Task to carry out:
Lines of the material that include the word "candidate" are to be counted; only their number should be given.
____
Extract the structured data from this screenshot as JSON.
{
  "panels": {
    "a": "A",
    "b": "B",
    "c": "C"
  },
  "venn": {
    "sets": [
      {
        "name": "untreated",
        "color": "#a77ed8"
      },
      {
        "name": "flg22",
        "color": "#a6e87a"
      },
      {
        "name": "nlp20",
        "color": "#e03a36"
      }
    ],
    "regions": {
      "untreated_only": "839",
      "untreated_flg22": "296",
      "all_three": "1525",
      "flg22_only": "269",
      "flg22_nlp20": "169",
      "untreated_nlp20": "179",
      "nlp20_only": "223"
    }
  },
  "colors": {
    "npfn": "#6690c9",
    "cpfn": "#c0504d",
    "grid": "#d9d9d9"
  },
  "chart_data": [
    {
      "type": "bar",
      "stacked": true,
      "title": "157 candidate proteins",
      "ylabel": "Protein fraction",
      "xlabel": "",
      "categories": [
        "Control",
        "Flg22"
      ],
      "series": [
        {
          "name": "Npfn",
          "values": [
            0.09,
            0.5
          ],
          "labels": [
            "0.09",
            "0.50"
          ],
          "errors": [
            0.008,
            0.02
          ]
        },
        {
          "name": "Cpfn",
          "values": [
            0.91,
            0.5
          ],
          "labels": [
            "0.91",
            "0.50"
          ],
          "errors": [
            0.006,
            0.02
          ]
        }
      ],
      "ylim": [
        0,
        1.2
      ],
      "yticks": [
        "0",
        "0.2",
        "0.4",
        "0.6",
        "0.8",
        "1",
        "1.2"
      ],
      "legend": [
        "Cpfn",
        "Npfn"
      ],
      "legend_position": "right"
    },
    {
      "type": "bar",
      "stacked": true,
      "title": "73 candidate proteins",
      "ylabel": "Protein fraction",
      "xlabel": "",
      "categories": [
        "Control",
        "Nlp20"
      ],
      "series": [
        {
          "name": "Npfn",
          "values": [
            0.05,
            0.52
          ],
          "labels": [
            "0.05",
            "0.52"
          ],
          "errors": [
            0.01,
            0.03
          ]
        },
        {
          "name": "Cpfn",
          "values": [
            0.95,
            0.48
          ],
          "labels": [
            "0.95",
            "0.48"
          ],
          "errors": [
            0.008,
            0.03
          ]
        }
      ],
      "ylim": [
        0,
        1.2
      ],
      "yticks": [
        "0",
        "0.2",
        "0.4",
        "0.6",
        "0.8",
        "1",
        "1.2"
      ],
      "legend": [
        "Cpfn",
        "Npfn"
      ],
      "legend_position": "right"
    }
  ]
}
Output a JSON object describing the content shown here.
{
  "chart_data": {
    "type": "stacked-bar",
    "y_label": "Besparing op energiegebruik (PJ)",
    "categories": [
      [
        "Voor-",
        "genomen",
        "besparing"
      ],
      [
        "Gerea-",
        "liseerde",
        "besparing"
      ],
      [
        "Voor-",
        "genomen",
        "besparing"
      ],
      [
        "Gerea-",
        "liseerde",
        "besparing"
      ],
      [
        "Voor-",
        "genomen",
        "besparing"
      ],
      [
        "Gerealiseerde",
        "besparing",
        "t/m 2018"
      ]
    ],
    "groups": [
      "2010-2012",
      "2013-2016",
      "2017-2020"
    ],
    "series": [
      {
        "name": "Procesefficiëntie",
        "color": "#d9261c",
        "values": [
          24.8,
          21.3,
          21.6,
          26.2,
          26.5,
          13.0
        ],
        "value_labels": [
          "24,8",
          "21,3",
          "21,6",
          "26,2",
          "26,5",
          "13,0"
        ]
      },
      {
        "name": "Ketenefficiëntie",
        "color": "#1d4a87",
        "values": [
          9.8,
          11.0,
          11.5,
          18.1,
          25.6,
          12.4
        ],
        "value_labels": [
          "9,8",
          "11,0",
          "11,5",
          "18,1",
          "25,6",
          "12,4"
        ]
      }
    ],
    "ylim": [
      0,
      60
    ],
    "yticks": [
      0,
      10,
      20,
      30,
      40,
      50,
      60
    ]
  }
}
____
Solution to the exercise:
2